(begin)

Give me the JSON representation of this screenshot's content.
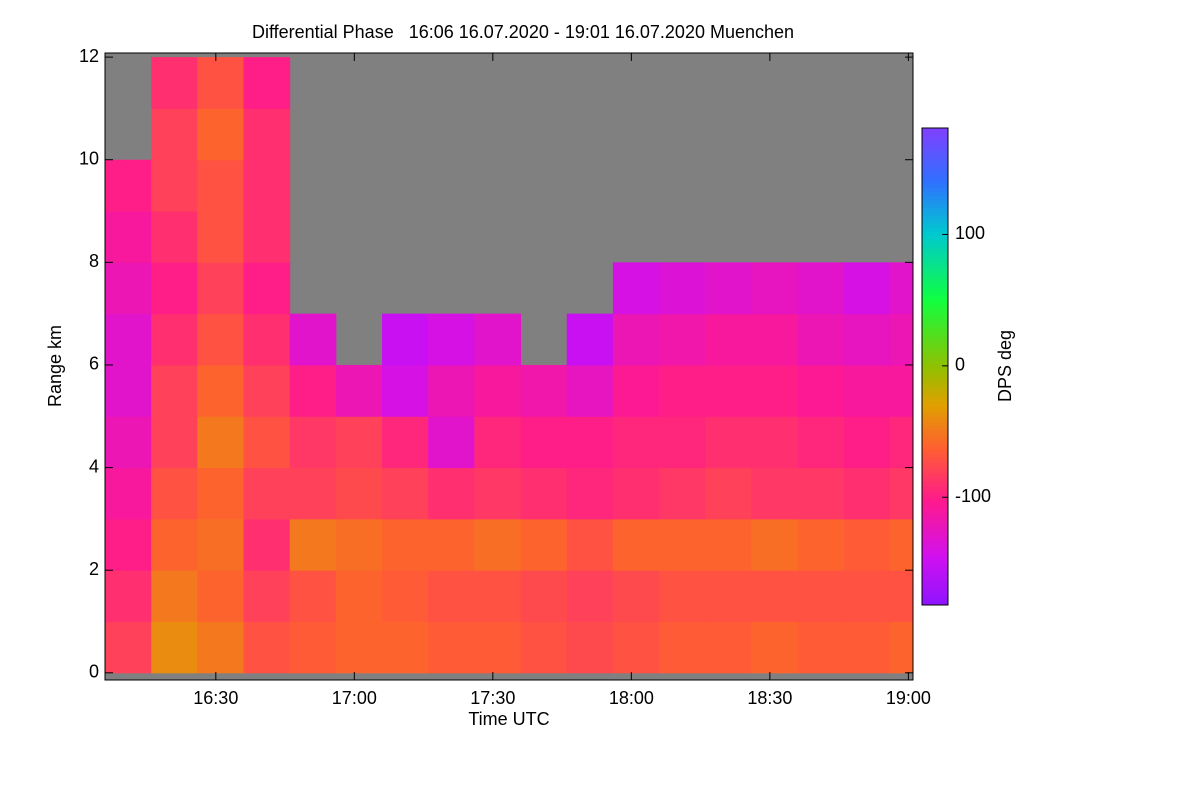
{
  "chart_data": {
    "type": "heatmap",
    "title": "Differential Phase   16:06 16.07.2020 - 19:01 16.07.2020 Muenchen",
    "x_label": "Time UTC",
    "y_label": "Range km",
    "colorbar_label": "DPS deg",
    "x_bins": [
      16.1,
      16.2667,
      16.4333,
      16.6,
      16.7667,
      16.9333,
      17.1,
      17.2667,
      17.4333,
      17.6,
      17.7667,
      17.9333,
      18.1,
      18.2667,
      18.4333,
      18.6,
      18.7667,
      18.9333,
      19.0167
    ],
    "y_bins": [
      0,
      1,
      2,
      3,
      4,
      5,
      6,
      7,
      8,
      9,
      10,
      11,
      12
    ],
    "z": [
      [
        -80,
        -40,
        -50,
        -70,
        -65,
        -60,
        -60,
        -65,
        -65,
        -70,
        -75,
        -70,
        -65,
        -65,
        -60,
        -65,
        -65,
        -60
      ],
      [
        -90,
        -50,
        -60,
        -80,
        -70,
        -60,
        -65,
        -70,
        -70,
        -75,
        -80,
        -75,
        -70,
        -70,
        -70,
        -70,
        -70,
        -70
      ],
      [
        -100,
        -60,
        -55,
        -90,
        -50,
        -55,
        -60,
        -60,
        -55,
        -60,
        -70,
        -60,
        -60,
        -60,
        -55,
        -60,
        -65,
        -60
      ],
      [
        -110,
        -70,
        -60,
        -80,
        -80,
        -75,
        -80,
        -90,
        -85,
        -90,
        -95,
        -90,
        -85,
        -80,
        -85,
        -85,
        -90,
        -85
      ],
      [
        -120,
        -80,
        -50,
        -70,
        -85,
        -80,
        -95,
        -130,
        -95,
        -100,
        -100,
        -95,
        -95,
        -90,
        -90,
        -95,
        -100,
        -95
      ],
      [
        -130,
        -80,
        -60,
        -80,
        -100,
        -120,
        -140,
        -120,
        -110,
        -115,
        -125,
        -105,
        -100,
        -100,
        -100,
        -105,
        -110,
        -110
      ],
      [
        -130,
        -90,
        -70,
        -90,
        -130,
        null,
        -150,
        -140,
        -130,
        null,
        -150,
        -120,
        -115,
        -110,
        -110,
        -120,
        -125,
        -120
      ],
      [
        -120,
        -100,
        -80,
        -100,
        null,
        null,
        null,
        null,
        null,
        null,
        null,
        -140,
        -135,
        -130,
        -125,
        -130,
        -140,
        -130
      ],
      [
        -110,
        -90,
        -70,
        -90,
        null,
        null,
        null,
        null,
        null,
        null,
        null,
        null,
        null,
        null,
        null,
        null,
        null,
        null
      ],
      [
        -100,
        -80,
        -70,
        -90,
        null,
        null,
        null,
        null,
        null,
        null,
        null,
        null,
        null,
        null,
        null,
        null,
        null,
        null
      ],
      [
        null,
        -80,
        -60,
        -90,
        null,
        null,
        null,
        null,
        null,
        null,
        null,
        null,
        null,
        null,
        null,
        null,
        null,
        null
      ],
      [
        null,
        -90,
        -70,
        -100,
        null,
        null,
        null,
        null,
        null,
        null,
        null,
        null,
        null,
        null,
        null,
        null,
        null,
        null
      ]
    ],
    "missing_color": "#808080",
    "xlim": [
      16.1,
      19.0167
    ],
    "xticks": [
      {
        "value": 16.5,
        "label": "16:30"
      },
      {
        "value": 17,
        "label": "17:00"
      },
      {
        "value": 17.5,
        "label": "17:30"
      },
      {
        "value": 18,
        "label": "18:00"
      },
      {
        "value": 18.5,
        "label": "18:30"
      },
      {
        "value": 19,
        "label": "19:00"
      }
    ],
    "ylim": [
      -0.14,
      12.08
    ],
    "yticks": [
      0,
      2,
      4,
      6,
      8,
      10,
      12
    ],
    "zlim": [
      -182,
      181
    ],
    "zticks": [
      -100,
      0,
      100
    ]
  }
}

(end)

### WHAT IS ASKED
Check each line above for the word "value" and copy the ones that have it.

### EXERCISE RESULT
        "value": 16.5,
        "value": 17,
        "value": 17.5,
        "value": 18,
        "value": 18.5,
        "value": 19,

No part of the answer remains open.